* start Stored rows *

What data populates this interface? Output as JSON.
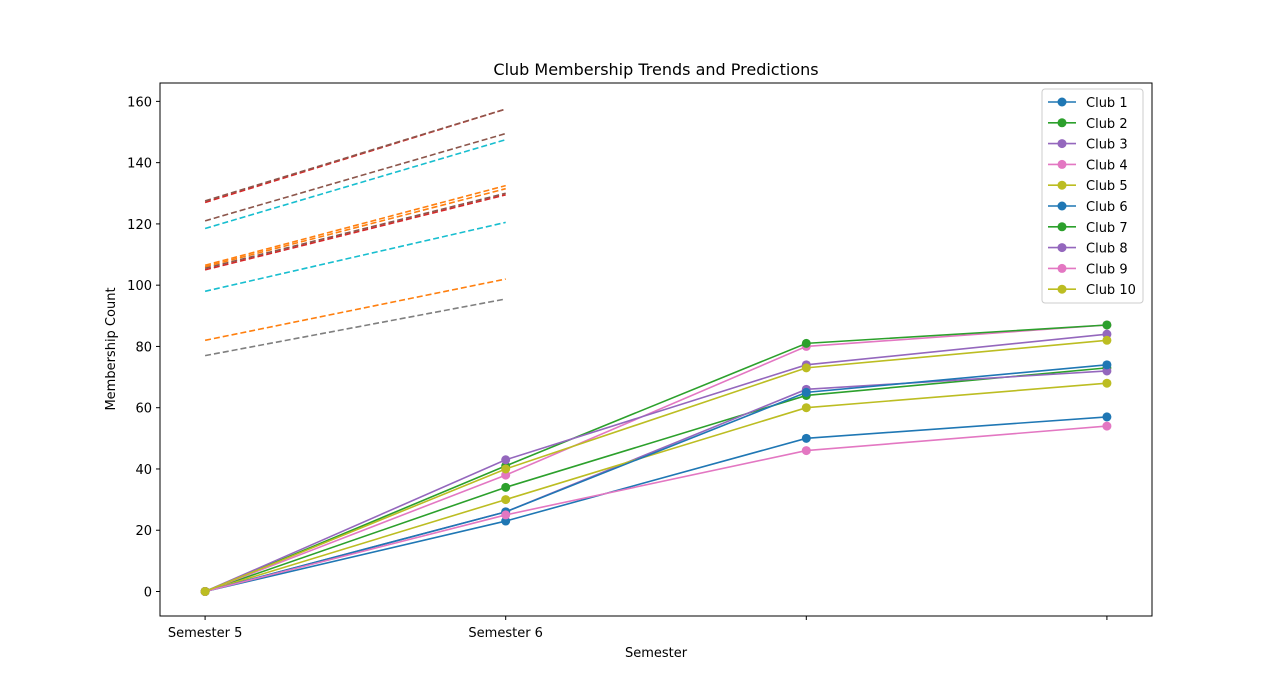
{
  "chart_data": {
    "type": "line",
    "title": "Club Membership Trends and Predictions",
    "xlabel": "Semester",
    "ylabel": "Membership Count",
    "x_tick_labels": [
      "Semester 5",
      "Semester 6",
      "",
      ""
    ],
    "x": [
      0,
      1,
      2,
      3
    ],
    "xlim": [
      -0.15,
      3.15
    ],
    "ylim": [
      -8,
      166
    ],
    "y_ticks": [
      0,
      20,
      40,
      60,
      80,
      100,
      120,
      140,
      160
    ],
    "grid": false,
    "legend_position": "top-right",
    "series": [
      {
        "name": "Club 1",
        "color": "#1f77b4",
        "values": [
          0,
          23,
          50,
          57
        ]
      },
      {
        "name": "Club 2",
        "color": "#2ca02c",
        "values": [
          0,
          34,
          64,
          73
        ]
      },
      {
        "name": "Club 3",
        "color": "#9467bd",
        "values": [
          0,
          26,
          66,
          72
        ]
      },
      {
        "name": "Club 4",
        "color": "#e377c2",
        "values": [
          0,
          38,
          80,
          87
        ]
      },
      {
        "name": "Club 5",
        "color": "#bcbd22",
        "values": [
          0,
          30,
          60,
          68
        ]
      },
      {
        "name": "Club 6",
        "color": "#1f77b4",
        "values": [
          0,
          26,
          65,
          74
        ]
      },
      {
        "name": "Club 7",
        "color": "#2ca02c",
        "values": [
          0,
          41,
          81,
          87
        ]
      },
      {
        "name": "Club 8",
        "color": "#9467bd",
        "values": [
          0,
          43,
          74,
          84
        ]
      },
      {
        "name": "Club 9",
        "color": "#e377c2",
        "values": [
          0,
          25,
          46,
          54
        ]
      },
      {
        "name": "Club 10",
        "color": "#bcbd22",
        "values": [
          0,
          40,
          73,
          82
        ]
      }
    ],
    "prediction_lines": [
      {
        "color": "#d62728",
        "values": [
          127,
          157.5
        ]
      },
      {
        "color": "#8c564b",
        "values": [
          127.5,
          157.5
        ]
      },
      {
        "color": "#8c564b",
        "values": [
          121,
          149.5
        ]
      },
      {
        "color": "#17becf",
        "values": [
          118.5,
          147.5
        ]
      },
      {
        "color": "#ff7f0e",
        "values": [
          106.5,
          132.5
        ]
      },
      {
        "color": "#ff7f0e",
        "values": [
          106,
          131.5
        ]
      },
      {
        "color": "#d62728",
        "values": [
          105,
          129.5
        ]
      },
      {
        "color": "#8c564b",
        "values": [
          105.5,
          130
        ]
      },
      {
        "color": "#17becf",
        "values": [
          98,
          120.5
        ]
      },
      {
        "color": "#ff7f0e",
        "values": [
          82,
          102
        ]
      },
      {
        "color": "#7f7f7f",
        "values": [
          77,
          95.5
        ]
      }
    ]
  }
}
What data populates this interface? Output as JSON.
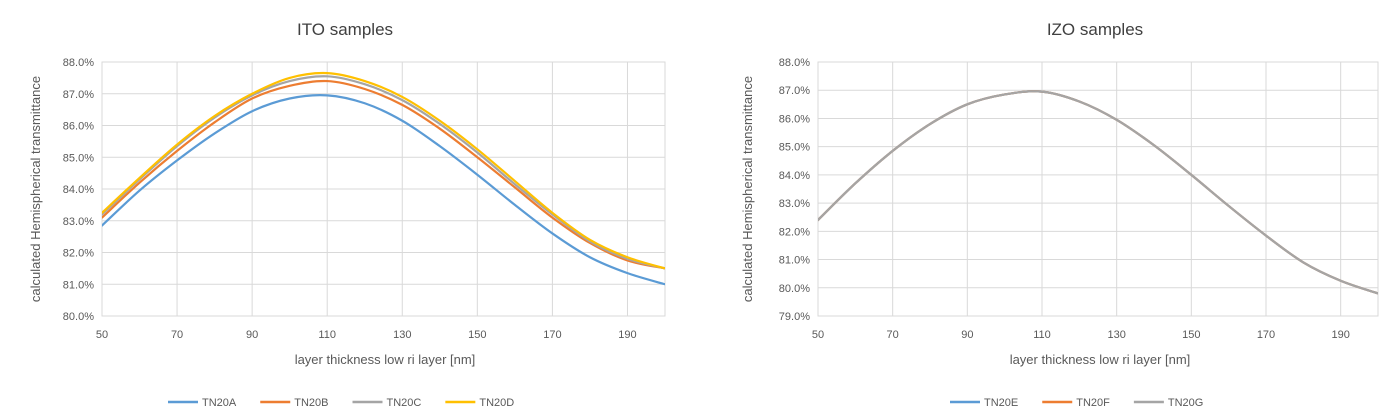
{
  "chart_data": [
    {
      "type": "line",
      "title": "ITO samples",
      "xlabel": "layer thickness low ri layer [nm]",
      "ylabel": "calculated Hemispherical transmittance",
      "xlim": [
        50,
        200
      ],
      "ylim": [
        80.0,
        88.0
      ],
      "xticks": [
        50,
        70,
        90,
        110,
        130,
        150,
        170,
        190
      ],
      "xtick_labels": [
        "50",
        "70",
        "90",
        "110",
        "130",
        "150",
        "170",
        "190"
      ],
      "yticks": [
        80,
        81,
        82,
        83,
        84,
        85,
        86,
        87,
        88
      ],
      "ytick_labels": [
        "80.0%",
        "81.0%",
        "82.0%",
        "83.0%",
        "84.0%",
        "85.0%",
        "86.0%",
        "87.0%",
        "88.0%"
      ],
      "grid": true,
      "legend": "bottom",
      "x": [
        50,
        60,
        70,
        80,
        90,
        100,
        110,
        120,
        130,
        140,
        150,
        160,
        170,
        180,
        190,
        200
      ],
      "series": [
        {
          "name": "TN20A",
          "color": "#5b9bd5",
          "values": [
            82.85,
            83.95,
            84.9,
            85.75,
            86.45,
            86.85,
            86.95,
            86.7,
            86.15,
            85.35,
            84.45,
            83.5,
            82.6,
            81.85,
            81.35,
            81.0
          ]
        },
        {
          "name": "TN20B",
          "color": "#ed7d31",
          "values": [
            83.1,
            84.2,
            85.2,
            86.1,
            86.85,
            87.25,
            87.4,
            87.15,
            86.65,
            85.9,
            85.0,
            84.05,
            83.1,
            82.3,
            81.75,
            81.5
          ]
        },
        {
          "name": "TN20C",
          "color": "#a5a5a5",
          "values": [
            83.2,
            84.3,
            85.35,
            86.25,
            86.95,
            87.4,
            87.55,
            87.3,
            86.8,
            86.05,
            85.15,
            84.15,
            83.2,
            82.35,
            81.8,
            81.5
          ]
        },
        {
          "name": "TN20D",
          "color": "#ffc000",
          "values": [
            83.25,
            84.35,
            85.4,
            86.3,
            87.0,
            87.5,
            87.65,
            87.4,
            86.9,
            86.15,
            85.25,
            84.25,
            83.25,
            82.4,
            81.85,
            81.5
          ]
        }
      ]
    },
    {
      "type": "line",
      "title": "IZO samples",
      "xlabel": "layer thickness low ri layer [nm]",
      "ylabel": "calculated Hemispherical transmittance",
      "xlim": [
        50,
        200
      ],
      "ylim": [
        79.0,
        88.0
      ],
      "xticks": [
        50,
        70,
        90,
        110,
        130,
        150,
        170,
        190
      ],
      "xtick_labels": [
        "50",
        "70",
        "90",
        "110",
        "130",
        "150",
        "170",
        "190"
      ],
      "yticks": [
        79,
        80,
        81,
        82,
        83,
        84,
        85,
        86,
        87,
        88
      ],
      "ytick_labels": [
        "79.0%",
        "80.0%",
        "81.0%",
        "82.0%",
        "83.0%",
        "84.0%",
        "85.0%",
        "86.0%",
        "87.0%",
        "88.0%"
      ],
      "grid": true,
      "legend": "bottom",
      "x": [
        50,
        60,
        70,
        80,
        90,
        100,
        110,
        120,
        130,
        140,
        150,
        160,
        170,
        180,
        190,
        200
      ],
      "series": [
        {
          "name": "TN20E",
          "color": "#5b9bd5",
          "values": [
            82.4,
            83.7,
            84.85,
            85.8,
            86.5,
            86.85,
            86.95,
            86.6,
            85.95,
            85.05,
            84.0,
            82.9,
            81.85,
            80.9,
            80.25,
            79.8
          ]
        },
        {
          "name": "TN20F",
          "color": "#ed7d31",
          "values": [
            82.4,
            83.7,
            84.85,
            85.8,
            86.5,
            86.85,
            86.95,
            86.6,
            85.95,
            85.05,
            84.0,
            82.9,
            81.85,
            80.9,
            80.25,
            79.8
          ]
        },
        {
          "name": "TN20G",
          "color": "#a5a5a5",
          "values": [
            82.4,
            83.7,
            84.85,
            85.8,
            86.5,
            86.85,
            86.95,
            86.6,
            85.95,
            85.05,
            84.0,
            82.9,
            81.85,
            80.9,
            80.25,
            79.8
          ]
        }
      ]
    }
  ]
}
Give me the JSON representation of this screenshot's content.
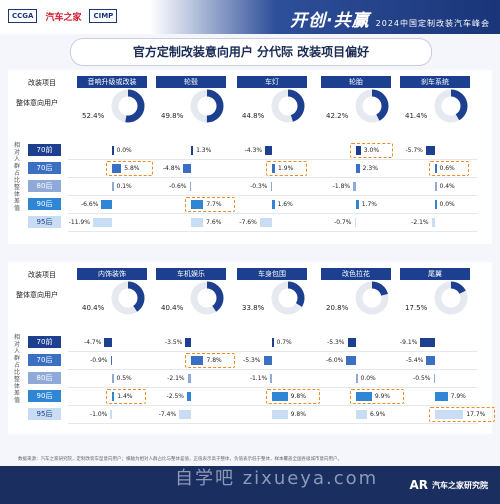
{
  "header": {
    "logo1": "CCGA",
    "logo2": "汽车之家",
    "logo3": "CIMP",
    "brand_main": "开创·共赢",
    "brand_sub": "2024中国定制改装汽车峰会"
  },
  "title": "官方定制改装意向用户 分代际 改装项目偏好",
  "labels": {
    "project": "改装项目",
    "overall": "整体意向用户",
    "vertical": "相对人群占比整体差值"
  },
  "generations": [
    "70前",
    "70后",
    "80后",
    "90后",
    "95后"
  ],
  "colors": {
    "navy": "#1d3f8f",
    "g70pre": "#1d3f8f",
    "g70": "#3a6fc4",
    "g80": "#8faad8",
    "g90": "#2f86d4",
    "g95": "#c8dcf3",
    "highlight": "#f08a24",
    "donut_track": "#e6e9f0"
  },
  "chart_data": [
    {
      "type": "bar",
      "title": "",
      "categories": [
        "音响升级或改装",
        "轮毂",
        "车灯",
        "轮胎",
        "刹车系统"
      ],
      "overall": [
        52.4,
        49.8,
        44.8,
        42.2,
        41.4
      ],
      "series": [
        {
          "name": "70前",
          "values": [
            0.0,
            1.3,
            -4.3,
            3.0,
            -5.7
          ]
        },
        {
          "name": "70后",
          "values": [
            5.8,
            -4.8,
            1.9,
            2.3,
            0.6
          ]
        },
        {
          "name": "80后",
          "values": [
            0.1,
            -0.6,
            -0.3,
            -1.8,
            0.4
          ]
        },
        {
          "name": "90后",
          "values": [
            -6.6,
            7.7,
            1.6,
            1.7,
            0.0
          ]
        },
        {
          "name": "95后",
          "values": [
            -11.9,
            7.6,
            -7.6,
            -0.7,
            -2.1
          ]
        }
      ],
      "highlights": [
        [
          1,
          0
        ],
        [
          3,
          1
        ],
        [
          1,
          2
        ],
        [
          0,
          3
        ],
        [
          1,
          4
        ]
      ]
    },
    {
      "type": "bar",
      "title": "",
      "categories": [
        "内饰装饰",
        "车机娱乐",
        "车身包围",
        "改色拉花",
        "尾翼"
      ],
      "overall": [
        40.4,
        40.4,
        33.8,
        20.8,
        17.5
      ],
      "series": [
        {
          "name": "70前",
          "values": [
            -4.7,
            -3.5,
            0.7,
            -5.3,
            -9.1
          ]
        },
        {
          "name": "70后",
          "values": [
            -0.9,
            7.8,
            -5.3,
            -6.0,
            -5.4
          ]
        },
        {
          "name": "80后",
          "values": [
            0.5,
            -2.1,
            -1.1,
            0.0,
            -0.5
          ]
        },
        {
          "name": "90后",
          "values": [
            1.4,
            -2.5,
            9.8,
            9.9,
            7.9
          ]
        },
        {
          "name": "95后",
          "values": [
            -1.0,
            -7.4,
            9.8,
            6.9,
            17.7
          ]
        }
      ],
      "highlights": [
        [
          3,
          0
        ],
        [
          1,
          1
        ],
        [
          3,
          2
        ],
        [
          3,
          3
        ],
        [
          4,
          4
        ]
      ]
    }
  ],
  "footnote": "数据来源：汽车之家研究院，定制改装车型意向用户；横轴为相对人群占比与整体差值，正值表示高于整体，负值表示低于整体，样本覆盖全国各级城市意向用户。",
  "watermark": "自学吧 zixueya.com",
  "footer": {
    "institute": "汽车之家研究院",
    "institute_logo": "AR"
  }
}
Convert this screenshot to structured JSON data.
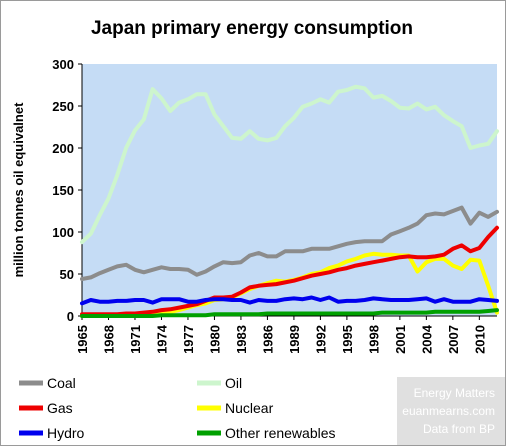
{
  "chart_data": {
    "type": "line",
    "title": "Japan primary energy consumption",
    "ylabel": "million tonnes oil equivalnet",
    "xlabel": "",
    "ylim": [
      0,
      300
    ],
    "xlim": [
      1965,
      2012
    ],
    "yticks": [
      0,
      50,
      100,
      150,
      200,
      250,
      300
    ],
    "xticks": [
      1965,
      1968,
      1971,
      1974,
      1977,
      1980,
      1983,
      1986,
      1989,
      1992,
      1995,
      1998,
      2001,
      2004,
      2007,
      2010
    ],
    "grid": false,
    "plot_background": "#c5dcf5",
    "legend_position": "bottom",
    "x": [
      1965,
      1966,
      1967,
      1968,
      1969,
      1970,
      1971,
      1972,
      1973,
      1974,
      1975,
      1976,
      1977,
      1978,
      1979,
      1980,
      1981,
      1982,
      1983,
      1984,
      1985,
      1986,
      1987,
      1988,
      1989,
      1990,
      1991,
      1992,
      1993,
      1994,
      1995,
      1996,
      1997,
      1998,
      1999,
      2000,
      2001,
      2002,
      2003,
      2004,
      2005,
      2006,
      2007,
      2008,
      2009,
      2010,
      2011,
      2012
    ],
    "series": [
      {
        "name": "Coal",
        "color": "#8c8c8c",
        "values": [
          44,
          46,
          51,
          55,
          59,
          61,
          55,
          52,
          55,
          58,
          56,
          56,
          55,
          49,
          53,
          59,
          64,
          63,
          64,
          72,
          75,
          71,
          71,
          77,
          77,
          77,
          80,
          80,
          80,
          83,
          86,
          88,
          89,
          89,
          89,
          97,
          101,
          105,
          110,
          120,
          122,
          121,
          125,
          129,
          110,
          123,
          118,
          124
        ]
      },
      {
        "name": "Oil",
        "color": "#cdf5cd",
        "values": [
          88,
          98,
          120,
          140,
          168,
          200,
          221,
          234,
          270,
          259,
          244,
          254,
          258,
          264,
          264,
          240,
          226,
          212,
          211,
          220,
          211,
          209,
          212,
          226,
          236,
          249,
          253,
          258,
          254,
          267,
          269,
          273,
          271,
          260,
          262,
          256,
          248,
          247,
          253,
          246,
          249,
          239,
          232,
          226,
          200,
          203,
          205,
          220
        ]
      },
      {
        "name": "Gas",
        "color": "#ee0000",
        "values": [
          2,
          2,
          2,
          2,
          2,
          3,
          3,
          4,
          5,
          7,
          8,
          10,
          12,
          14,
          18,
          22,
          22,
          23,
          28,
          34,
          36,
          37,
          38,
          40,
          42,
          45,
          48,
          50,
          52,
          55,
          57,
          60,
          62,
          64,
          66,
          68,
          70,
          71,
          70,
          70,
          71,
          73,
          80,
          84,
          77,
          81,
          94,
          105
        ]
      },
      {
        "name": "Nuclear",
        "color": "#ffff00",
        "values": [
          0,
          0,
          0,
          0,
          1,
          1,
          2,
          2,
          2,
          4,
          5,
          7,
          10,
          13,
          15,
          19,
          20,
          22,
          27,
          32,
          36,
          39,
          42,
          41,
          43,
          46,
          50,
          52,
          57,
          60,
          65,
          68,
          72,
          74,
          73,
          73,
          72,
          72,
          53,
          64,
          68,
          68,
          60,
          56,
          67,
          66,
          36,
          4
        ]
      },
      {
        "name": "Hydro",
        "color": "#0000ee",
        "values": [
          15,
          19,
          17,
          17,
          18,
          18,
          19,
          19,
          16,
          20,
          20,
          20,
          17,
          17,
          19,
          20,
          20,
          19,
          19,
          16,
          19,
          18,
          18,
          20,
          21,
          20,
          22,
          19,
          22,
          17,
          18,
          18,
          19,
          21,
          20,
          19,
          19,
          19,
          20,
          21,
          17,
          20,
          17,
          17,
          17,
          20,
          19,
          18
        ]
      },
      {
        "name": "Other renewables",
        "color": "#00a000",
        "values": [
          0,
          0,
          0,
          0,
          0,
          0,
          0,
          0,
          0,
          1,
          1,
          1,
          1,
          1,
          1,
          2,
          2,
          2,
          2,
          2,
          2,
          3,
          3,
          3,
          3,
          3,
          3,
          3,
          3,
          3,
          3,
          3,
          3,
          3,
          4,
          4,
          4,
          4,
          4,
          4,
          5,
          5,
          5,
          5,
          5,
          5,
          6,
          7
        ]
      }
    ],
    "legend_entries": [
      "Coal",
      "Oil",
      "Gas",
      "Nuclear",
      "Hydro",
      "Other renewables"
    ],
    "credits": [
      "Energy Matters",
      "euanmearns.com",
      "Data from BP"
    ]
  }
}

* end Stored rows *

Exercise aim
Report each line of the material above where the word "samples" appears.

Written response
      "title": "ITO samples",
      "title": "IZO samples",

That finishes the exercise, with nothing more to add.